Quote the records in full and leave their pictures out.

:: Data to use

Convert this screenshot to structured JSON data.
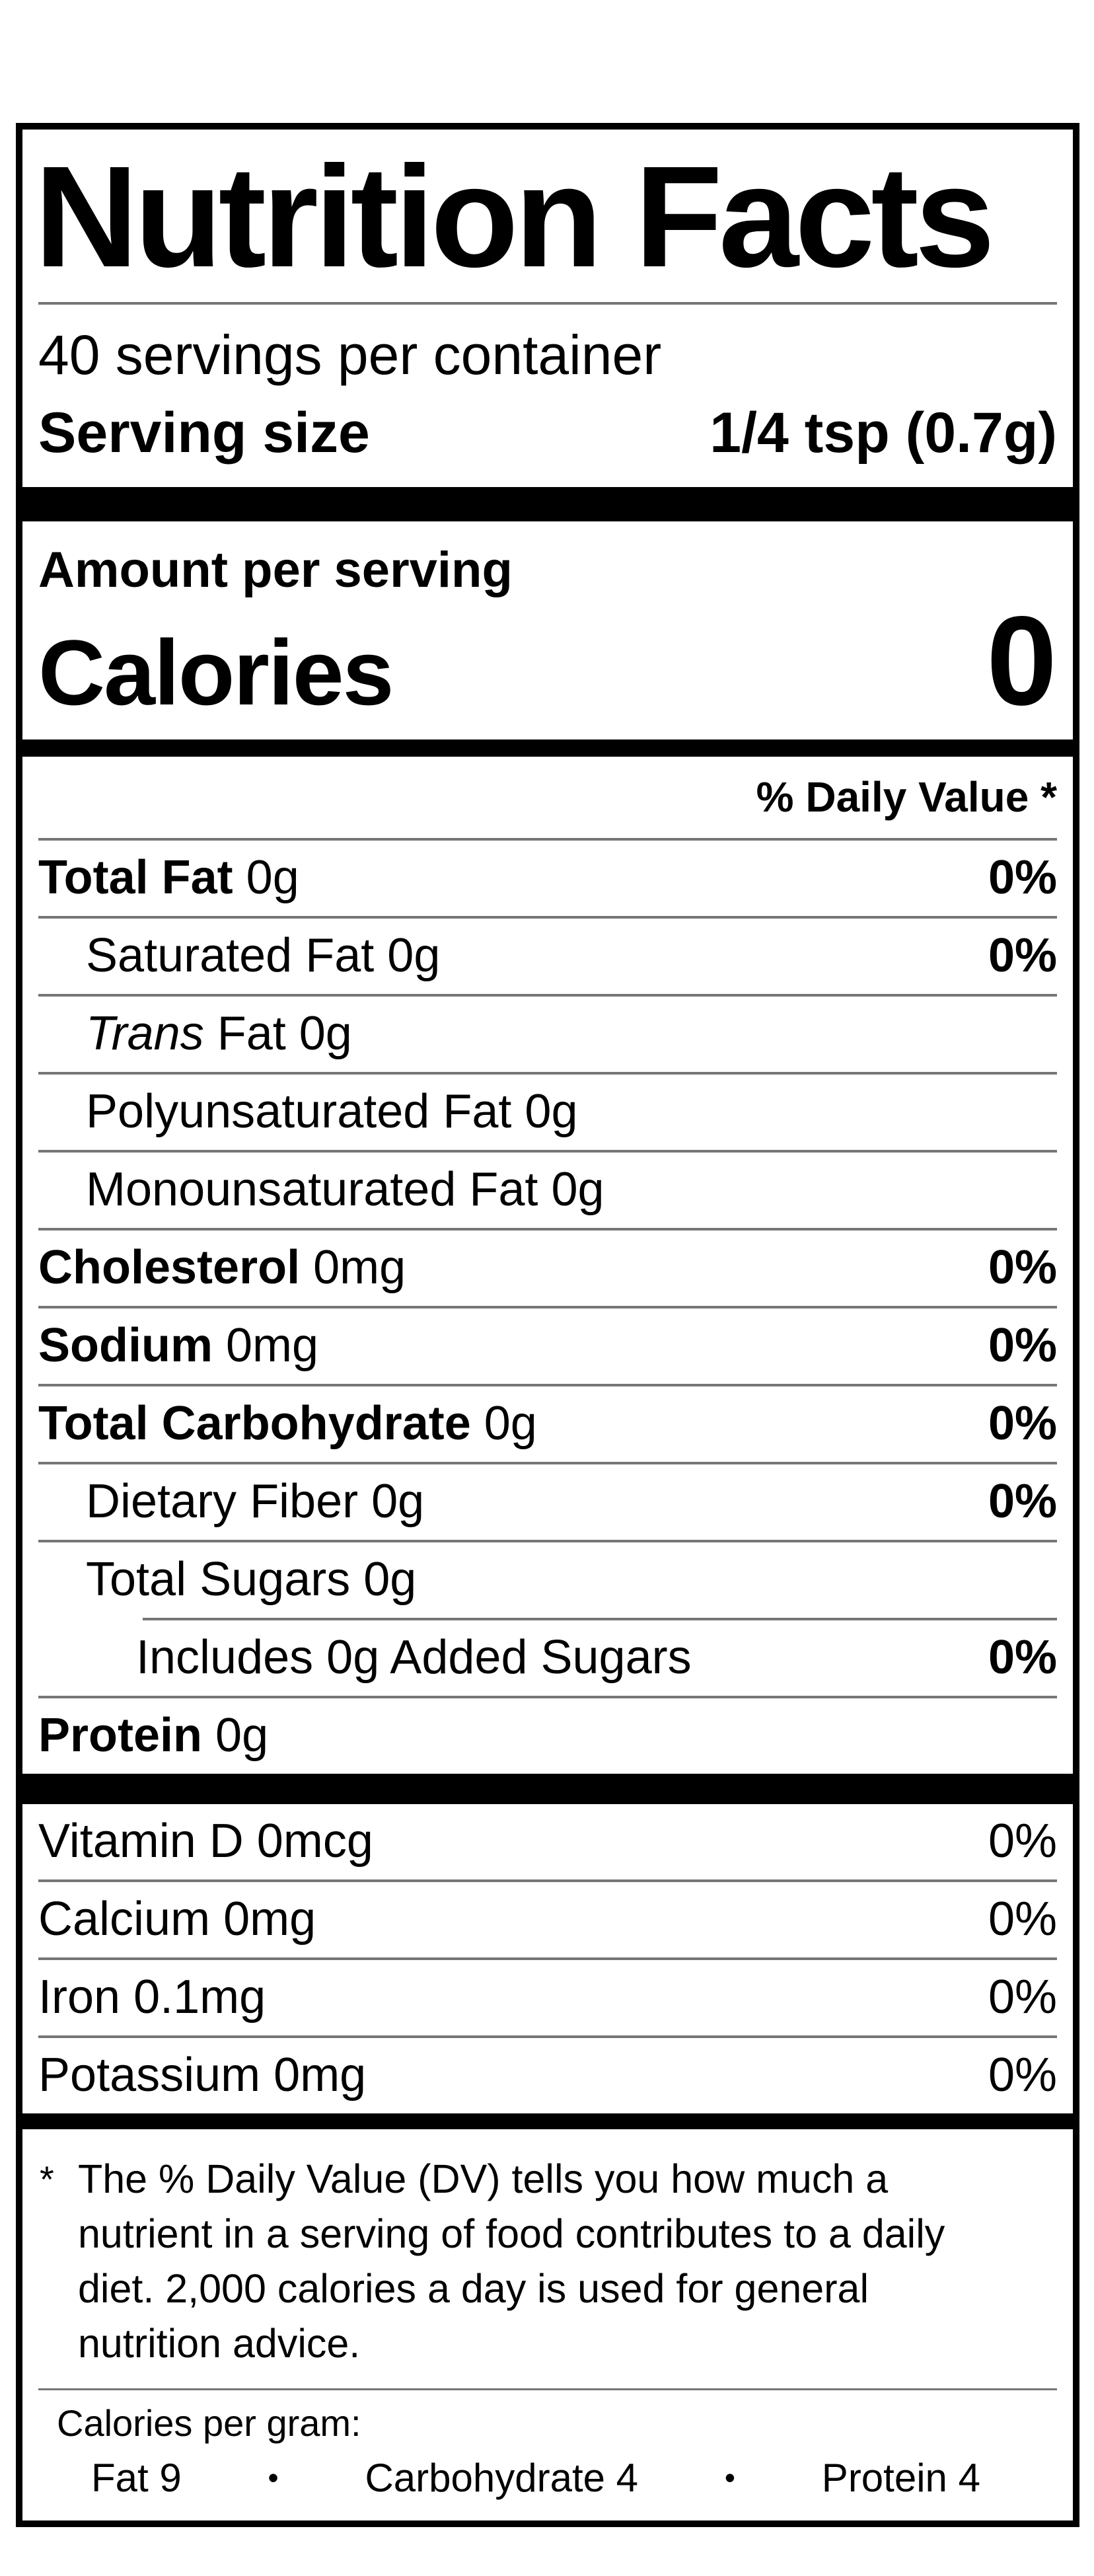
{
  "label": {
    "title": "Nutrition Facts",
    "servings_per_container": "40 servings per container",
    "serving_size": {
      "label": "Serving size",
      "value": "1/4 tsp (0.7g)"
    },
    "amount_per_serving": "Amount per serving",
    "calories": {
      "label": "Calories",
      "value": "0"
    },
    "daily_value_header": "% Daily Value *",
    "nutrients": [
      {
        "name": "Total Fat",
        "amount": "0g",
        "dv": "0%"
      },
      {
        "name": "Saturated Fat",
        "amount": "0g",
        "dv": "0%"
      },
      {
        "name_italic": "Trans",
        "name": "Fat",
        "amount": "0g",
        "dv": ""
      },
      {
        "name": "Polyunsaturated Fat",
        "amount": "0g",
        "dv": ""
      },
      {
        "name": "Monounsaturated Fat",
        "amount": "0g",
        "dv": ""
      },
      {
        "name": "Cholesterol",
        "amount": "0mg",
        "dv": "0%"
      },
      {
        "name": "Sodium",
        "amount": "0mg",
        "dv": "0%"
      },
      {
        "name": "Total Carbohydrate",
        "amount": "0g",
        "dv": "0%"
      },
      {
        "name": "Dietary Fiber",
        "amount": "0g",
        "dv": "0%"
      },
      {
        "name": "Total Sugars",
        "amount": "0g",
        "dv": ""
      },
      {
        "name": "Includes 0g Added Sugars",
        "amount": "",
        "dv": "0%"
      },
      {
        "name": "Protein",
        "amount": "0g",
        "dv": ""
      }
    ],
    "vitamins": [
      {
        "name": "Vitamin D",
        "amount": "0mcg",
        "dv": "0%"
      },
      {
        "name": "Calcium",
        "amount": "0mg",
        "dv": "0%"
      },
      {
        "name": "Iron",
        "amount": "0.1mg",
        "dv": "0%"
      },
      {
        "name": "Potassium",
        "amount": "0mg",
        "dv": "0%"
      }
    ],
    "footnote": {
      "marker": "*",
      "text": "The % Daily Value (DV) tells you how much a nutrient in a serving of food contributes to a daily diet. 2,000 calories a day is used for general nutrition advice."
    },
    "calories_per_gram": {
      "heading": "Calories per gram:",
      "bullet": "•",
      "items": [
        "Fat 9",
        "Carbohydrate 4",
        "Protein 4"
      ]
    }
  }
}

::::

= Solution for this exercise =
Convert this screenshot to structured JSON data.
{
  "label": {
    "title": "Nutrition Facts",
    "servings_per_container": "40 servings per container",
    "serving_size": {
      "label": "Serving size",
      "value": "1/4 tsp (0.7g)"
    },
    "amount_per_serving": "Amount per serving",
    "calories": {
      "label": "Calories",
      "value": "0"
    },
    "daily_value_header": "% Daily Value *",
    "nutrients": [
      {
        "name": "Total Fat",
        "amount": "0g",
        "dv": "0%"
      },
      {
        "name": "Saturated Fat",
        "amount": "0g",
        "dv": "0%"
      },
      {
        "name_italic": "Trans",
        "name": "Fat",
        "amount": "0g",
        "dv": ""
      },
      {
        "name": "Polyunsaturated Fat",
        "amount": "0g",
        "dv": ""
      },
      {
        "name": "Monounsaturated Fat",
        "amount": "0g",
        "dv": ""
      },
      {
        "name": "Cholesterol",
        "amount": "0mg",
        "dv": "0%"
      },
      {
        "name": "Sodium",
        "amount": "0mg",
        "dv": "0%"
      },
      {
        "name": "Total Carbohydrate",
        "amount": "0g",
        "dv": "0%"
      },
      {
        "name": "Dietary Fiber",
        "amount": "0g",
        "dv": "0%"
      },
      {
        "name": "Total Sugars",
        "amount": "0g",
        "dv": ""
      },
      {
        "name": "Includes 0g Added Sugars",
        "amount": "",
        "dv": "0%"
      },
      {
        "name": "Protein",
        "amount": "0g",
        "dv": ""
      }
    ],
    "vitamins": [
      {
        "name": "Vitamin D",
        "amount": "0mcg",
        "dv": "0%"
      },
      {
        "name": "Calcium",
        "amount": "0mg",
        "dv": "0%"
      },
      {
        "name": "Iron",
        "amount": "0.1mg",
        "dv": "0%"
      },
      {
        "name": "Potassium",
        "amount": "0mg",
        "dv": "0%"
      }
    ],
    "footnote": {
      "marker": "*",
      "text": "The % Daily Value (DV) tells you how much a nutrient in a serving of food contributes to a daily diet. 2,000 calories a day is used for general nutrition advice."
    },
    "calories_per_gram": {
      "heading": "Calories per gram:",
      "bullet": "•",
      "items": [
        "Fat 9",
        "Carbohydrate 4",
        "Protein 4"
      ]
    }
  }
}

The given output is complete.